**** INPUT MATERIAL

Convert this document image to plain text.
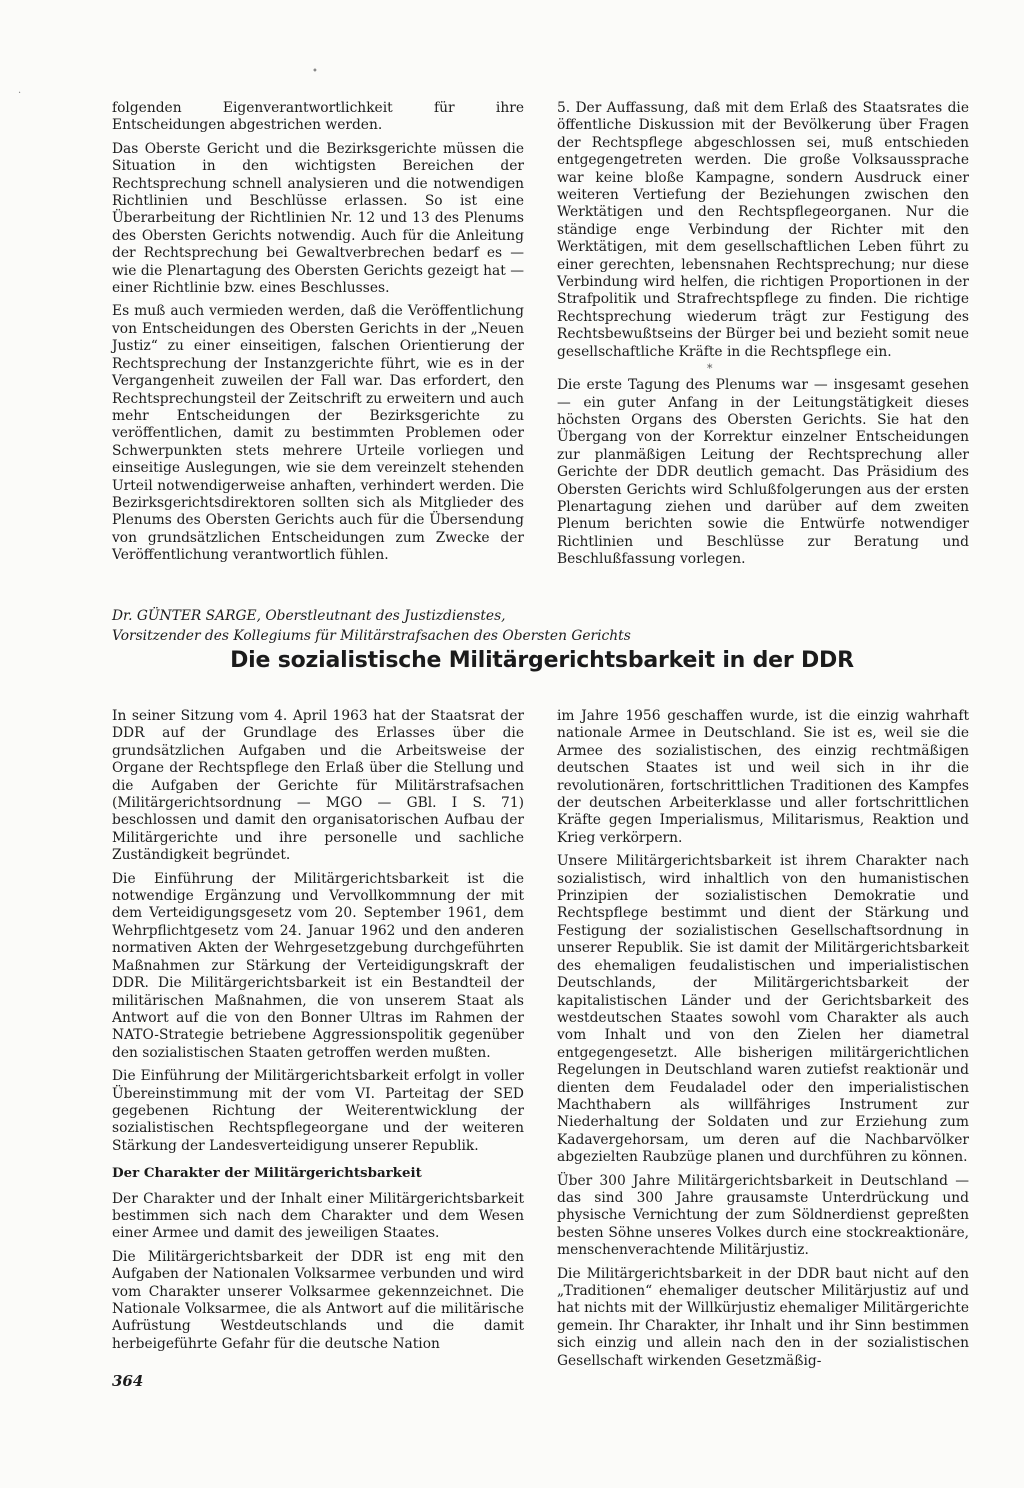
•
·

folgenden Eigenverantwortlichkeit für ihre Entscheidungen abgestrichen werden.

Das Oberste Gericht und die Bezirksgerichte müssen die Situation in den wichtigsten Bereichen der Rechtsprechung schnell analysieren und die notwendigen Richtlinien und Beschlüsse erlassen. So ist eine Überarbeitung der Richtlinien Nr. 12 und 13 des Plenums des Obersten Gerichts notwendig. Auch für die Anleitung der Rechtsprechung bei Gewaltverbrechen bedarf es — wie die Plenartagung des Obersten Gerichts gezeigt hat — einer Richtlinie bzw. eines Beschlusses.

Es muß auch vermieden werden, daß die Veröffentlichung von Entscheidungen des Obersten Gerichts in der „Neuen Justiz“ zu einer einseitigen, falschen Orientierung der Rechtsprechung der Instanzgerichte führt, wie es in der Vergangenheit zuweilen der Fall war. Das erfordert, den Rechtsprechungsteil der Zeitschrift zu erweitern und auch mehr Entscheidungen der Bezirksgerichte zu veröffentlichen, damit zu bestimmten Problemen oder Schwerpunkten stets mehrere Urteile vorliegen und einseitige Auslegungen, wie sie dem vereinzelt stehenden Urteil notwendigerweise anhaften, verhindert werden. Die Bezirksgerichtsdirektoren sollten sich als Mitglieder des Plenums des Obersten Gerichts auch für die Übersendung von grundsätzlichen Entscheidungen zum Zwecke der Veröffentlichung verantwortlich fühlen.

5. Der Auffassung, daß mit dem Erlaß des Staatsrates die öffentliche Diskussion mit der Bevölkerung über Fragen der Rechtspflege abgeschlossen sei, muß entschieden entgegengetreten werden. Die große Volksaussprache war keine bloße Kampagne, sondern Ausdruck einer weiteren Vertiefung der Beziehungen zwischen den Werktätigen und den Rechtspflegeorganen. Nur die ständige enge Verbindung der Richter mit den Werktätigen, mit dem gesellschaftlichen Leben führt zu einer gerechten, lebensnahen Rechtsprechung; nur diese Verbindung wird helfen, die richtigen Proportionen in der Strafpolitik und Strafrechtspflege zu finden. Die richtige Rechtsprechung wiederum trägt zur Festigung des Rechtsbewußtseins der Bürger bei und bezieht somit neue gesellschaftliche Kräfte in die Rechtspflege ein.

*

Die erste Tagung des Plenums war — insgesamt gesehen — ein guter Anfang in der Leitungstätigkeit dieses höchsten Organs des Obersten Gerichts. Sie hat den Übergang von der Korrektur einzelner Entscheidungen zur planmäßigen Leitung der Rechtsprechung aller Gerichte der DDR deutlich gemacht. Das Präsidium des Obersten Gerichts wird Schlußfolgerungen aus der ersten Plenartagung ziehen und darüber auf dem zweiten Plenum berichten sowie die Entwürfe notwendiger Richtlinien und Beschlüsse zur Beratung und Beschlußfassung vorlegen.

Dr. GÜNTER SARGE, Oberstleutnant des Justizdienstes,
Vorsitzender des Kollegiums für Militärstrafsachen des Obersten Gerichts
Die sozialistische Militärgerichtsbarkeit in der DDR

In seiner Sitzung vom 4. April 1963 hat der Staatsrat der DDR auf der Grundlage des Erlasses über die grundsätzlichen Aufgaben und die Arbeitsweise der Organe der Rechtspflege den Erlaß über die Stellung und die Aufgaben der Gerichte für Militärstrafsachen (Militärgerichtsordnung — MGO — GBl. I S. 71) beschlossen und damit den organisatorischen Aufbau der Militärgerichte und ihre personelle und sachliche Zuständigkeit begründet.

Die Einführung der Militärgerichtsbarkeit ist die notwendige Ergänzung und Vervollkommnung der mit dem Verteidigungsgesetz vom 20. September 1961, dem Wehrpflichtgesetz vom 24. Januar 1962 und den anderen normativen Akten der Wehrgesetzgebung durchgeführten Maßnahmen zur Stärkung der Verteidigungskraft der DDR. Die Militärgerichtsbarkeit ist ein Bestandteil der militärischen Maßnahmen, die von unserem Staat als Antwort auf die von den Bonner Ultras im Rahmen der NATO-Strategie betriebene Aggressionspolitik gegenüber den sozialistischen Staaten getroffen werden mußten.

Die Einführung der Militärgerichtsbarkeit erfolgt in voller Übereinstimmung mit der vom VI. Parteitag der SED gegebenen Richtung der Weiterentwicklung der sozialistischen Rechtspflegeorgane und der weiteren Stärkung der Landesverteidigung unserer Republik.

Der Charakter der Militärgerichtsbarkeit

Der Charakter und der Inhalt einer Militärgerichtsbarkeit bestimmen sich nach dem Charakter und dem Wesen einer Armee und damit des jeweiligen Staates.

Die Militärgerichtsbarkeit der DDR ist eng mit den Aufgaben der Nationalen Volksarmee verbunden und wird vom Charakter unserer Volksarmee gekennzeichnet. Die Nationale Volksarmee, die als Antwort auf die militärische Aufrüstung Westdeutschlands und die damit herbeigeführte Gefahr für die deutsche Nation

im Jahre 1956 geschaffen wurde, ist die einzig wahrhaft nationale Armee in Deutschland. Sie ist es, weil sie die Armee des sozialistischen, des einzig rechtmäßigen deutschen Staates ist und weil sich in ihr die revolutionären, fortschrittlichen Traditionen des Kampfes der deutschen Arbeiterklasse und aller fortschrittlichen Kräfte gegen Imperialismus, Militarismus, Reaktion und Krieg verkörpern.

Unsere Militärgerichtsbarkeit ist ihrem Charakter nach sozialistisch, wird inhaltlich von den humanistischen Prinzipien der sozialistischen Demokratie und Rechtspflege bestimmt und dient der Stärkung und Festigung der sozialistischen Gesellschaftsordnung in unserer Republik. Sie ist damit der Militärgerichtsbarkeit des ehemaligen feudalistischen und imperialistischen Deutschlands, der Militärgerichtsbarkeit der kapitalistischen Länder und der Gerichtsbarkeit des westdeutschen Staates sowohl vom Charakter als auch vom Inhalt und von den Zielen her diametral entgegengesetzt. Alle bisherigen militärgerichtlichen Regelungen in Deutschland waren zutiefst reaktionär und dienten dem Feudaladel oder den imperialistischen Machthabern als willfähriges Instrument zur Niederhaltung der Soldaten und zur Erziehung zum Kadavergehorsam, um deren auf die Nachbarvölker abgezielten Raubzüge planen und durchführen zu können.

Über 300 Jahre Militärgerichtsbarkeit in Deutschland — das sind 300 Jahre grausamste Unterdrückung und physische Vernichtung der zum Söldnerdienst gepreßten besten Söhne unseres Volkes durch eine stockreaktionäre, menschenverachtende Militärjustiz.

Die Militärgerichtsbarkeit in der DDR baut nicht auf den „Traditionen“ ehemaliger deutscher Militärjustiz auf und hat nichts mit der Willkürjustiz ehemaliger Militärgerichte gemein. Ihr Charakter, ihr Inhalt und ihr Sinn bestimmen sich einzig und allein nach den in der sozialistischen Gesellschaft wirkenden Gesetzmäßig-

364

********

Quote the data above in full and without alteration; skip the pictures.

> [ANSWER]
Convert this document image to plain text.
•
·

folgenden Eigenverantwortlichkeit für ihre Entscheidungen abgestrichen werden.

Das Oberste Gericht und die Bezirksgerichte müssen die Situation in den wichtigsten Bereichen der Rechtsprechung schnell analysieren und die notwendigen Richtlinien und Beschlüsse erlassen. So ist eine Überarbeitung der Richtlinien Nr. 12 und 13 des Plenums des Obersten Gerichts notwendig. Auch für die Anleitung der Rechtsprechung bei Gewaltverbrechen bedarf es — wie die Plenartagung des Obersten Gerichts gezeigt hat — einer Richtlinie bzw. eines Beschlusses.

Es muß auch vermieden werden, daß die Veröffentlichung von Entscheidungen des Obersten Gerichts in der „Neuen Justiz“ zu einer einseitigen, falschen Orientierung der Rechtsprechung der Instanzgerichte führt, wie es in der Vergangenheit zuweilen der Fall war. Das erfordert, den Rechtsprechungsteil der Zeitschrift zu erweitern und auch mehr Entscheidungen der Bezirksgerichte zu veröffentlichen, damit zu bestimmten Problemen oder Schwerpunkten stets mehrere Urteile vorliegen und einseitige Auslegungen, wie sie dem vereinzelt stehenden Urteil notwendigerweise anhaften, verhindert werden. Die Bezirksgerichtsdirektoren sollten sich als Mitglieder des Plenums des Obersten Gerichts auch für die Übersendung von grundsätzlichen Entscheidungen zum Zwecke der Veröffentlichung verantwortlich fühlen.

5. Der Auffassung, daß mit dem Erlaß des Staatsrates die öffentliche Diskussion mit der Bevölkerung über Fragen der Rechtspflege abgeschlossen sei, muß entschieden entgegengetreten werden. Die große Volksaussprache war keine bloße Kampagne, sondern Ausdruck einer weiteren Vertiefung der Beziehungen zwischen den Werktätigen und den Rechtspflegeorganen. Nur die ständige enge Verbindung der Richter mit den Werktätigen, mit dem gesellschaftlichen Leben führt zu einer gerechten, lebensnahen Rechtsprechung; nur diese Verbindung wird helfen, die richtigen Proportionen in der Strafpolitik und Strafrechtspflege zu finden. Die richtige Rechtsprechung wiederum trägt zur Festigung des Rechtsbewußtseins der Bürger bei und bezieht somit neue gesellschaftliche Kräfte in die Rechtspflege ein.

*

Die erste Tagung des Plenums war — insgesamt gesehen — ein guter Anfang in der Leitungstätigkeit dieses höchsten Organs des Obersten Gerichts. Sie hat den Übergang von der Korrektur einzelner Entscheidungen zur planmäßigen Leitung der Rechtsprechung aller Gerichte der DDR deutlich gemacht. Das Präsidium des Obersten Gerichts wird Schlußfolgerungen aus der ersten Plenartagung ziehen und darüber auf dem zweiten Plenum berichten sowie die Entwürfe notwendiger Richtlinien und Beschlüsse zur Beratung und Beschlußfassung vorlegen.

Dr. GÜNTER SARGE, Oberstleutnant des Justizdienstes,
Vorsitzender des Kollegiums für Militärstrafsachen des Obersten Gerichts
Die sozialistische Militärgerichtsbarkeit in der DDR

In seiner Sitzung vom 4. April 1963 hat der Staatsrat der DDR auf der Grundlage des Erlasses über die grundsätzlichen Aufgaben und die Arbeitsweise der Organe der Rechtspflege den Erlaß über die Stellung und die Aufgaben der Gerichte für Militärstrafsachen (Militärgerichtsordnung — MGO — GBl. I S. 71) beschlossen und damit den organisatorischen Aufbau der Militärgerichte und ihre personelle und sachliche Zuständigkeit begründet.

Die Einführung der Militärgerichtsbarkeit ist die notwendige Ergänzung und Vervollkommnung der mit dem Verteidigungsgesetz vom 20. September 1961, dem Wehrpflichtgesetz vom 24. Januar 1962 und den anderen normativen Akten der Wehrgesetzgebung durchgeführten Maßnahmen zur Stärkung der Verteidigungskraft der DDR. Die Militärgerichtsbarkeit ist ein Bestandteil der militärischen Maßnahmen, die von unserem Staat als Antwort auf die von den Bonner Ultras im Rahmen der NATO-Strategie betriebene Aggressionspolitik gegenüber den sozialistischen Staaten getroffen werden mußten.

Die Einführung der Militärgerichtsbarkeit erfolgt in voller Übereinstimmung mit der vom VI. Parteitag der SED gegebenen Richtung der Weiterentwicklung der sozialistischen Rechtspflegeorgane und der weiteren Stärkung der Landesverteidigung unserer Republik.

Der Charakter der Militärgerichtsbarkeit

Der Charakter und der Inhalt einer Militärgerichtsbarkeit bestimmen sich nach dem Charakter und dem Wesen einer Armee und damit des jeweiligen Staates.

Die Militärgerichtsbarkeit der DDR ist eng mit den Aufgaben der Nationalen Volksarmee verbunden und wird vom Charakter unserer Volksarmee gekennzeichnet. Die Nationale Volksarmee, die als Antwort auf die militärische Aufrüstung Westdeutschlands und die damit herbeigeführte Gefahr für die deutsche Nation

im Jahre 1956 geschaffen wurde, ist die einzig wahrhaft nationale Armee in Deutschland. Sie ist es, weil sie die Armee des sozialistischen, des einzig rechtmäßigen deutschen Staates ist und weil sich in ihr die revolutionären, fortschrittlichen Traditionen des Kampfes der deutschen Arbeiterklasse und aller fortschrittlichen Kräfte gegen Imperialismus, Militarismus, Reaktion und Krieg verkörpern.

Unsere Militärgerichtsbarkeit ist ihrem Charakter nach sozialistisch, wird inhaltlich von den humanistischen Prinzipien der sozialistischen Demokratie und Rechtspflege bestimmt und dient der Stärkung und Festigung der sozialistischen Gesellschaftsordnung in unserer Republik. Sie ist damit der Militärgerichtsbarkeit des ehemaligen feudalistischen und imperialistischen Deutschlands, der Militärgerichtsbarkeit der kapitalistischen Länder und der Gerichtsbarkeit des westdeutschen Staates sowohl vom Charakter als auch vom Inhalt und von den Zielen her diametral entgegengesetzt. Alle bisherigen militärgerichtlichen Regelungen in Deutschland waren zutiefst reaktionär und dienten dem Feudaladel oder den imperialistischen Machthabern als willfähriges Instrument zur Niederhaltung der Soldaten und zur Erziehung zum Kadavergehorsam, um deren auf die Nachbarvölker abgezielten Raubzüge planen und durchführen zu können.

Über 300 Jahre Militärgerichtsbarkeit in Deutschland — das sind 300 Jahre grausamste Unterdrückung und physische Vernichtung der zum Söldnerdienst gepreßten besten Söhne unseres Volkes durch eine stockreaktionäre, menschenverachtende Militärjustiz.

Die Militärgerichtsbarkeit in der DDR baut nicht auf den „Traditionen“ ehemaliger deutscher Militärjustiz auf und hat nichts mit der Willkürjustiz ehemaliger Militärgerichte gemein. Ihr Charakter, ihr Inhalt und ihr Sinn bestimmen sich einzig und allein nach den in der sozialistischen Gesellschaft wirkenden Gesetzmäßig-

364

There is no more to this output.